- _GIVEN PROBLEM_: Transcribe the tail of the listing: start at the line containing "Give me a plain-text" and stop after the last line, keeping every character as is and adding nothing.

[Data listing]
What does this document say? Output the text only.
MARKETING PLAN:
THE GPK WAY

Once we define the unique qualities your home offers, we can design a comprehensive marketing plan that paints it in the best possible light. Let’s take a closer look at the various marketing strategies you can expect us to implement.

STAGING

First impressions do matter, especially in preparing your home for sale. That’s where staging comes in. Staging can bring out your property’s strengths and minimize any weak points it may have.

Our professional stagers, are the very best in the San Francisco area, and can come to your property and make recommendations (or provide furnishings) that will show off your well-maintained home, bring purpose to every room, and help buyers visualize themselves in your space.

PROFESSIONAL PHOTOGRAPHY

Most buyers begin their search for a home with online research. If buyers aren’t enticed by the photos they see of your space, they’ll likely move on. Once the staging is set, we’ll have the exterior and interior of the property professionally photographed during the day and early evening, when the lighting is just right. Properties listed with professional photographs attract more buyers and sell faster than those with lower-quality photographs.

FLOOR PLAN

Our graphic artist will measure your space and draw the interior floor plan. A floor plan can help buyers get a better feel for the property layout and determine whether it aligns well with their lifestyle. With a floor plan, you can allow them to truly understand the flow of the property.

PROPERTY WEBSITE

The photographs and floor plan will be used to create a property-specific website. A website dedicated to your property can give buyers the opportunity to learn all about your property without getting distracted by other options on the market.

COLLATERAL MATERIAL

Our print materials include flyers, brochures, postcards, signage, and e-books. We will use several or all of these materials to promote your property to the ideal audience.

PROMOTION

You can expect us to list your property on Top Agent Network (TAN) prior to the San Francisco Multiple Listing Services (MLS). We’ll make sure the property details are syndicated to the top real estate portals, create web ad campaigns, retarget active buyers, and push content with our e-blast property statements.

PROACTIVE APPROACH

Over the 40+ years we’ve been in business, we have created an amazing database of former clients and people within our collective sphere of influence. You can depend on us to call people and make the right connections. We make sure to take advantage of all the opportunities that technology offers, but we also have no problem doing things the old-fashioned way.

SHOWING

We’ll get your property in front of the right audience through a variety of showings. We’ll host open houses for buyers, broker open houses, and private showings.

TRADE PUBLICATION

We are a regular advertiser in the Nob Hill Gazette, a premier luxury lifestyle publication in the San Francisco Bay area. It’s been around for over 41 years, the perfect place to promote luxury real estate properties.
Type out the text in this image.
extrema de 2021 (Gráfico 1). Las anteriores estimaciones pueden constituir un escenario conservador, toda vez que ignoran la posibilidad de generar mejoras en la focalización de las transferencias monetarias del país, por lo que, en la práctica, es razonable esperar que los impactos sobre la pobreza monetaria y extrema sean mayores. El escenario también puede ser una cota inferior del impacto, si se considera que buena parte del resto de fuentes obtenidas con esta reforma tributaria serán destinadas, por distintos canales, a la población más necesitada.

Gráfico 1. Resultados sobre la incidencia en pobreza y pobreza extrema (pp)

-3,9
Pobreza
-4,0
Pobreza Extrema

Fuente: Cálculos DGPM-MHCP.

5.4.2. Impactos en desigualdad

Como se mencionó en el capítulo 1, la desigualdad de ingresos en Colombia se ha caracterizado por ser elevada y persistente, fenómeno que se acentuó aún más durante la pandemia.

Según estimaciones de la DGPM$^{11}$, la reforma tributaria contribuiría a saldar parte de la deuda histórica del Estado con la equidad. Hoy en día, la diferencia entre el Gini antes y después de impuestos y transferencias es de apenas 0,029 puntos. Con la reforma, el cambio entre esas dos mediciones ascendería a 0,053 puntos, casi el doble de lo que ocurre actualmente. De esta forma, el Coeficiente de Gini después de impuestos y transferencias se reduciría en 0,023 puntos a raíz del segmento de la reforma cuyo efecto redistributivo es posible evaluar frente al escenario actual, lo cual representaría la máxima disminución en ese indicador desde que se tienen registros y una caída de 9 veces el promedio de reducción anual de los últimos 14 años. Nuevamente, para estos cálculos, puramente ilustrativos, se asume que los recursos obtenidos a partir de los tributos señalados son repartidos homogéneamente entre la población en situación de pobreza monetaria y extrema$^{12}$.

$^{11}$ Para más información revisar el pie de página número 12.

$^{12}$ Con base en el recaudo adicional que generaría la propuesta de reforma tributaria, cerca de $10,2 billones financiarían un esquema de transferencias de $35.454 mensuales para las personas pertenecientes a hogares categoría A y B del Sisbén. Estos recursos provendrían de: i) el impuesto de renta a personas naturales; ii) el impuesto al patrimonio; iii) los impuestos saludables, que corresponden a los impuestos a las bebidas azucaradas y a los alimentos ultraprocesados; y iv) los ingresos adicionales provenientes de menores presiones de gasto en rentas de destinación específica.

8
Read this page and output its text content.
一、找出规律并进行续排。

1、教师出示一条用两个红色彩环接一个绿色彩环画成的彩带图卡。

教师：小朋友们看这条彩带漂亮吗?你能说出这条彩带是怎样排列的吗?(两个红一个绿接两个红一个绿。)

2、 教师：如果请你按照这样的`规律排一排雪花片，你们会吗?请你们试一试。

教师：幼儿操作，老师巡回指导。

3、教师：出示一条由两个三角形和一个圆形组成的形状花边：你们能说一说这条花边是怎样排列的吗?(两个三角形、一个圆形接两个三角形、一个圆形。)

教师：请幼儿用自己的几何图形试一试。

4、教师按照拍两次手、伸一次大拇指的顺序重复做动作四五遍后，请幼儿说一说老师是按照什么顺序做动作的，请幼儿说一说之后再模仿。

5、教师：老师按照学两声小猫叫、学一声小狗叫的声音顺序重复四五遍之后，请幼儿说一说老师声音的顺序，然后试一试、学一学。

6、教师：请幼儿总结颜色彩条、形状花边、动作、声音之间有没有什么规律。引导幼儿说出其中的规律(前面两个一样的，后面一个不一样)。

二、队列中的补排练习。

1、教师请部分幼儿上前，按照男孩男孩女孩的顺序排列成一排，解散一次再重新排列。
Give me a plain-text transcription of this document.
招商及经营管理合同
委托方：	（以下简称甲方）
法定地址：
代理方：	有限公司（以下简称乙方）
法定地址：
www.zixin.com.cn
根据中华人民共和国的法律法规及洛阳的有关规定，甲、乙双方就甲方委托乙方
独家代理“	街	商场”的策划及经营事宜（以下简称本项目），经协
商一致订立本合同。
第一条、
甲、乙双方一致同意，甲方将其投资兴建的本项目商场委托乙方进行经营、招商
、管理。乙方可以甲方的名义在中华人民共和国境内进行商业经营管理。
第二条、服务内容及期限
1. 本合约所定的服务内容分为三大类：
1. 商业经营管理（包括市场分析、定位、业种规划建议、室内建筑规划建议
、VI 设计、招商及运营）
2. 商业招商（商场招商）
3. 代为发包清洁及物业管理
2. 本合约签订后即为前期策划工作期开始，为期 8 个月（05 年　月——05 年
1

- _EXERCISE RESPONSE_:
Give me a plain-text transcription of this document.
招商及经营管理合同
委托方：	（以下简称甲方）
法定地址：
代理方：	有限公司（以下简称乙方）
法定地址：
www.zixin.com.cn
根据中华人民共和国的法律法规及洛阳的有关规定，甲、乙双方就甲方委托乙方
独家代理“	街	商场”的策划及经营事宜（以下简称本项目），经协
商一致订立本合同。
第一条、
甲、乙双方一致同意，甲方将其投资兴建的本项目商场委托乙方进行经营、招商
、管理。乙方可以甲方的名义在中华人民共和国境内进行商业经营管理。
第二条、服务内容及期限
1. 本合约所定的服务内容分为三大类：
1. 商业经营管理（包括市场分析、定位、业种规划建议、室内建筑规划建议
、VI 设计、招商及运营）
2. 商业招商（商场招商）
3. 代为发包清洁及物业管理
2. 本合约签订后即为前期策划工作期开始，为期 8 个月（05 年　月——05 年
1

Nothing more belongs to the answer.